TESTO FORNITO:
▼

Capire la successione

Quando NON sei obbligato a fare la successione

L'esonero previsto dalla legge: le tre condizioni che devono valere insieme e perche basta un immobile a far scattare l'obbligo.

Geom. Lorenzo Armellin4 min di letturaAggiornato il 22 giugno 2026

Non sempre la dichiarazione di successione e obbligatoria. La legge (art. 28, c. 7 del TUS) prevede un esonero quando ricorrono CONTEMPORANEAMENTE tre condizioni. Se anche una sola manca, l'obbligo torna a esistere.

Le tre condizioni dell'esonero

  1. 1L'eredita e devoluta al coniuge e/o ai parenti in linea retta (figli, genitori).
  2. 2L'attivo ereditario ha un valore non superiore a 100.000 euro.
  3. 3L'eredita non comprende beni immobili o diritti reali immobiliari.

Basta un immobile

Anche un solo immobile, pure di valore minimo, fa scattare l'obbligo a prescindere dal valore complessivo. La presenza di una casa, un terreno o un box cambia tutto.

Altri casi di non obbligo

Esistono ulteriori ipotesi di esonero o non obbligo, ad esempio la rinuncia all'eredita effettuata prima della scadenza dei 12 mesi (art. 28, c. 5). Le condizioni possono anche venire meno per sopravvenienze: per questo la valutazione e sempre sul caso concreto.

▲

VOCI ESTRATTE:
▼

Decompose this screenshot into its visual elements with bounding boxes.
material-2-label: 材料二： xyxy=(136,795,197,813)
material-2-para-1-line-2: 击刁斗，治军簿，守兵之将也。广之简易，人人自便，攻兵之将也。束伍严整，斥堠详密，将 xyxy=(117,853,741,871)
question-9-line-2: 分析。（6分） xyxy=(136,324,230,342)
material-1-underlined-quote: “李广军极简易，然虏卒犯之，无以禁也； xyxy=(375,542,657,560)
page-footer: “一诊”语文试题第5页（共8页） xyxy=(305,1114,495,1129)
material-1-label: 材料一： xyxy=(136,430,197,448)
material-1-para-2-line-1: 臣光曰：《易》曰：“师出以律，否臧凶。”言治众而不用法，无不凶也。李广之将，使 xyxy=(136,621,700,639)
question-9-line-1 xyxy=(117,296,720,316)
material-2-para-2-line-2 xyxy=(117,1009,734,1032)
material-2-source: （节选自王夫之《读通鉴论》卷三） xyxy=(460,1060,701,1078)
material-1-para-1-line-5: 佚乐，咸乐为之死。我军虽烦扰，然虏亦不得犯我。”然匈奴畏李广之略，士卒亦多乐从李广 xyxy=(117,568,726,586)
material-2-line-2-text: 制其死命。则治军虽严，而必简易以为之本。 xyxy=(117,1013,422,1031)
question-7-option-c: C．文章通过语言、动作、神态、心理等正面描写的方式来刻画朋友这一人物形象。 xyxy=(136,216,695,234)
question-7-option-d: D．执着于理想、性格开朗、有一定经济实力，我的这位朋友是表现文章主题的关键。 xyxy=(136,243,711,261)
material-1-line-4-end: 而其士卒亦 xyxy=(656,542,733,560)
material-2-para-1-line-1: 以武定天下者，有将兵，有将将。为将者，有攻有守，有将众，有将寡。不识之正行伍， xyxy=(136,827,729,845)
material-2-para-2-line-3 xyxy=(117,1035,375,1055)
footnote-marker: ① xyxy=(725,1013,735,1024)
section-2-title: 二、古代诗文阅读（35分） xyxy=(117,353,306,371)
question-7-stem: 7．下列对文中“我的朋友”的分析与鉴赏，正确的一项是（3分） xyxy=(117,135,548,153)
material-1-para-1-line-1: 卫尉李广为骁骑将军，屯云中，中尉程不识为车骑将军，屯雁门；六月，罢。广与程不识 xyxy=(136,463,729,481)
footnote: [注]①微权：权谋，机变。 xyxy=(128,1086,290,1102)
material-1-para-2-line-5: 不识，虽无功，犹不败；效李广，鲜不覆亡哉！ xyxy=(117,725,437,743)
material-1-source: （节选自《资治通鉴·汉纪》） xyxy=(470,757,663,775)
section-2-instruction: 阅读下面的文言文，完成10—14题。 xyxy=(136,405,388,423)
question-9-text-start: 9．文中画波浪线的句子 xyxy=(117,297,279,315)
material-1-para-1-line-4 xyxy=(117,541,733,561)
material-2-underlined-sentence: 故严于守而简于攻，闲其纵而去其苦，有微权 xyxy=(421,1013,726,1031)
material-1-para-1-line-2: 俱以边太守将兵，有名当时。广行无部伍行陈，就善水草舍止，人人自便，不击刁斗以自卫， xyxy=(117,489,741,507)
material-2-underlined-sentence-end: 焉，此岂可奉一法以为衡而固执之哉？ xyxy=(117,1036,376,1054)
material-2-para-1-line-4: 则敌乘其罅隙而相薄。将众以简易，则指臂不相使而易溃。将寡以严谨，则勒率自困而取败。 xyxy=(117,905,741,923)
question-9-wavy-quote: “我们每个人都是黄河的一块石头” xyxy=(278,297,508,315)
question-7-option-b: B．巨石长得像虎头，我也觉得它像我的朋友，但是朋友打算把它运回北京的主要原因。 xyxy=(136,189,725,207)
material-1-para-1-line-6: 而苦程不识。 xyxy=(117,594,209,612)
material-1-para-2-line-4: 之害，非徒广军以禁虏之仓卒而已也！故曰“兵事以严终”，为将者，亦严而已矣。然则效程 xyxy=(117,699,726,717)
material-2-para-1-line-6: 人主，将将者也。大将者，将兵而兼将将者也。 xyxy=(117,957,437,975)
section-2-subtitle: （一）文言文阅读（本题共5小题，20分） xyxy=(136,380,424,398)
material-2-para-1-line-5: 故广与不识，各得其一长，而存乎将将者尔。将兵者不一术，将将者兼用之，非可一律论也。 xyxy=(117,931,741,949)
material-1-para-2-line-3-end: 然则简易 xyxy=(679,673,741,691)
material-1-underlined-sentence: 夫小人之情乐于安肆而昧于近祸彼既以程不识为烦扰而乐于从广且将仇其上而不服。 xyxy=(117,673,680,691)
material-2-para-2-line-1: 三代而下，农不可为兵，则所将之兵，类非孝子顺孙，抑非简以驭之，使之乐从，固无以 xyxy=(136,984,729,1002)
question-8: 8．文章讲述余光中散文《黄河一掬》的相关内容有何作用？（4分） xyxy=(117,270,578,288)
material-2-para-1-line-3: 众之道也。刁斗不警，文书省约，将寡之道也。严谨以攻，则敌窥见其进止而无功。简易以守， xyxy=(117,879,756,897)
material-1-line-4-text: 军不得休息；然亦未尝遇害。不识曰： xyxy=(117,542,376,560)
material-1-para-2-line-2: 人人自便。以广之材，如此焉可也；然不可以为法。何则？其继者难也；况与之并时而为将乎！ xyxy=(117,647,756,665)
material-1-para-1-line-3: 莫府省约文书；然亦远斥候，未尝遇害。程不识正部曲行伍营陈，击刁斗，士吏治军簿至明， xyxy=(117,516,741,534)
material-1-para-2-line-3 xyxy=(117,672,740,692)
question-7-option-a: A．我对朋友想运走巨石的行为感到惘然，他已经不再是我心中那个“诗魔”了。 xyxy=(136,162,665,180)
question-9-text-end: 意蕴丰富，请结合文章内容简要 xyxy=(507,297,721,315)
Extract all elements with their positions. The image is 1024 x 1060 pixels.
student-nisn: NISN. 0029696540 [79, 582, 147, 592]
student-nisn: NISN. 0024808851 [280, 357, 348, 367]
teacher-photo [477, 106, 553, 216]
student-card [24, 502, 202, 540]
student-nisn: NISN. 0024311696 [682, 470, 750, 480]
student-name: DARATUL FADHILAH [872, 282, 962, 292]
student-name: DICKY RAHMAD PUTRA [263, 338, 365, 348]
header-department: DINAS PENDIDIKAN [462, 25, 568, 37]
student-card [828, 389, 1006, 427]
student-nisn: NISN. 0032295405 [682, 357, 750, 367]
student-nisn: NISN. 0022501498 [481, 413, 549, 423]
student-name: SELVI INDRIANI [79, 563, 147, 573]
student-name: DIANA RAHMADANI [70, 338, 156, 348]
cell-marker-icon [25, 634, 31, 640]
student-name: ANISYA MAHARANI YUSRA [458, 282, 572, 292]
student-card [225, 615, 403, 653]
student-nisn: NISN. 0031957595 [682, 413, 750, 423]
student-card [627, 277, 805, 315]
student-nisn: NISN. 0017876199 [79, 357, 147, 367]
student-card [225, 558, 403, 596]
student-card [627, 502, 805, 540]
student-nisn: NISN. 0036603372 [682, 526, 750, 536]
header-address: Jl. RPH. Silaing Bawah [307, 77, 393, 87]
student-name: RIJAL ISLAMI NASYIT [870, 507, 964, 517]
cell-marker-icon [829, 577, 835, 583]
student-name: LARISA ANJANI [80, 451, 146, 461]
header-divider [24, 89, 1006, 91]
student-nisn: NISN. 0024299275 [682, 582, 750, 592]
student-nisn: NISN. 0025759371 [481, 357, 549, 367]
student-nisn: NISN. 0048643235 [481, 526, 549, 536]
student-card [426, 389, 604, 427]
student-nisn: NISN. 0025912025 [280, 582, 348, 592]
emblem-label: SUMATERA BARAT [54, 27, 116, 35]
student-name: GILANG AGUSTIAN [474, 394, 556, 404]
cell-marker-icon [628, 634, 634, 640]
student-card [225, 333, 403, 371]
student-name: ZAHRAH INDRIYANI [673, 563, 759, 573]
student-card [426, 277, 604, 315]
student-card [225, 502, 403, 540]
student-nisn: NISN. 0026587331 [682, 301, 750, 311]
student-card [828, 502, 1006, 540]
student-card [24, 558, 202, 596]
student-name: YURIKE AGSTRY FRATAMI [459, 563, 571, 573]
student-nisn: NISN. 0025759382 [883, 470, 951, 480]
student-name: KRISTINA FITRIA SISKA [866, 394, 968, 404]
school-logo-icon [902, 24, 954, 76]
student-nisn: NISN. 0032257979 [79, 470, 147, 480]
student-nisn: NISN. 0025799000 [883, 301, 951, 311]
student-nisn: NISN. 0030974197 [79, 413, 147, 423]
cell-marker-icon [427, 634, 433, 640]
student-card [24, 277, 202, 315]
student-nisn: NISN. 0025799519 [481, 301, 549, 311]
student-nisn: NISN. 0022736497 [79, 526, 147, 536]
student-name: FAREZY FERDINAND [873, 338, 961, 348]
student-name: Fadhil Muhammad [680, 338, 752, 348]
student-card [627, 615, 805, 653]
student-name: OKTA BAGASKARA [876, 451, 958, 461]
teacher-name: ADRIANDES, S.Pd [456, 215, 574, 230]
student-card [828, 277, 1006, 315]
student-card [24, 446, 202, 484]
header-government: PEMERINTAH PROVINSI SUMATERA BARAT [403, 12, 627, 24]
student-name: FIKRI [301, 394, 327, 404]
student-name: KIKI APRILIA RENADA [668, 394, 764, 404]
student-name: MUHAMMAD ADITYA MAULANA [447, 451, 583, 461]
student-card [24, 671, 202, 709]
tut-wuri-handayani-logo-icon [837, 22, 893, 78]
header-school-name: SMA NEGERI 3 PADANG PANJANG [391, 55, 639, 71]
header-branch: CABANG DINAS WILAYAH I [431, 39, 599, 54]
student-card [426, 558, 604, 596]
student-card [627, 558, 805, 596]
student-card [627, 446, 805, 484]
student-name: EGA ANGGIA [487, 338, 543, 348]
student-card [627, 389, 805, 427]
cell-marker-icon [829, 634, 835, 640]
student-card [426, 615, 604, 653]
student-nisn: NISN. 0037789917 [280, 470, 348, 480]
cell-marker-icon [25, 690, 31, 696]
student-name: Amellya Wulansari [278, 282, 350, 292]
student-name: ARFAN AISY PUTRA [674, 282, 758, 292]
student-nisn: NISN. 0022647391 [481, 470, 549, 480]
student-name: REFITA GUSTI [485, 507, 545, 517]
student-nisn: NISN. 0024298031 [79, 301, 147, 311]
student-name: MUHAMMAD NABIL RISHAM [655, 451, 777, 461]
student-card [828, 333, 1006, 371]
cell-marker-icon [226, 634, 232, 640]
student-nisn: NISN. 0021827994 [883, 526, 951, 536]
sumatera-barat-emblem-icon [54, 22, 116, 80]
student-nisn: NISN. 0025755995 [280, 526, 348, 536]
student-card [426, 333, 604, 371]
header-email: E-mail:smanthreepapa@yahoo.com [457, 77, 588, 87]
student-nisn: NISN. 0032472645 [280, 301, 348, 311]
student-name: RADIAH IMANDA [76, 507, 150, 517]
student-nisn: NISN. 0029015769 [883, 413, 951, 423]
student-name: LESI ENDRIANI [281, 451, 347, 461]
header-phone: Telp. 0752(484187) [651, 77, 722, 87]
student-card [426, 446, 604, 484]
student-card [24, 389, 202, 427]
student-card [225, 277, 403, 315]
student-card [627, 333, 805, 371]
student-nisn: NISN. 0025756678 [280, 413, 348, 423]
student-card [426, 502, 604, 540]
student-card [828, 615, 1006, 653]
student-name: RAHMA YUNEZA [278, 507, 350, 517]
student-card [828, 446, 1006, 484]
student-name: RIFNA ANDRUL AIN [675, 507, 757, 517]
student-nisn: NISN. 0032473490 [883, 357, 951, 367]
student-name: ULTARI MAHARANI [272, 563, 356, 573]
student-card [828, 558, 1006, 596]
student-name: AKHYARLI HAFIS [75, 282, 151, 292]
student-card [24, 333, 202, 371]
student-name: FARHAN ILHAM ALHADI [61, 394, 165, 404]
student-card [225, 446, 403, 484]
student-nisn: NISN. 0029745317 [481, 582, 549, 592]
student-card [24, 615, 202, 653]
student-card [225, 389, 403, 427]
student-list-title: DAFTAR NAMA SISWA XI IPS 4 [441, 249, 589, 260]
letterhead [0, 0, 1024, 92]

▲

Cita per intero il testo sull'esonero dalla successione, senza cambiare nulla. Serve soltanto il testo, non le voci.

Capire la successione

Quando NON sei obbligato a fare la successione

L'esonero previsto dalla legge: le tre condizioni che devono valere insieme e perche basta un immobile a far scattare l'obbligo.

Geom. Lorenzo Armellin4 min di letturaAggiornato il 22 giugno 2026

Non sempre la dichiarazione di successione e obbligatoria. La legge (art. 28, c. 7 del TUS) prevede un esonero quando ricorrono CONTEMPORANEAMENTE tre condizioni. Se anche una sola manca, l'obbligo torna a esistere.

Le tre condizioni dell'esonero

  1. 1L'eredita e devoluta al coniuge e/o ai parenti in linea retta (figli, genitori).
  2. 2L'attivo ereditario ha un valore non superiore a 100.000 euro.
  3. 3L'eredita non comprende beni immobili o diritti reali immobiliari.

Basta un immobile

Anche un solo immobile, pure di valore minimo, fa scattare l'obbligo a prescindere dal valore complessivo. La presenza di una casa, un terreno o un box cambia tutto.

Altri casi di non obbligo

Esistono ulteriori ipotesi di esonero o non obbligo, ad esempio la rinuncia all'eredita effettuata prima della scadenza dei 12 mesi (art. 28, c. 5). Le condizioni possono anche venire meno per sopravvenienze: per questo la valutazione e sempre sul caso concreto.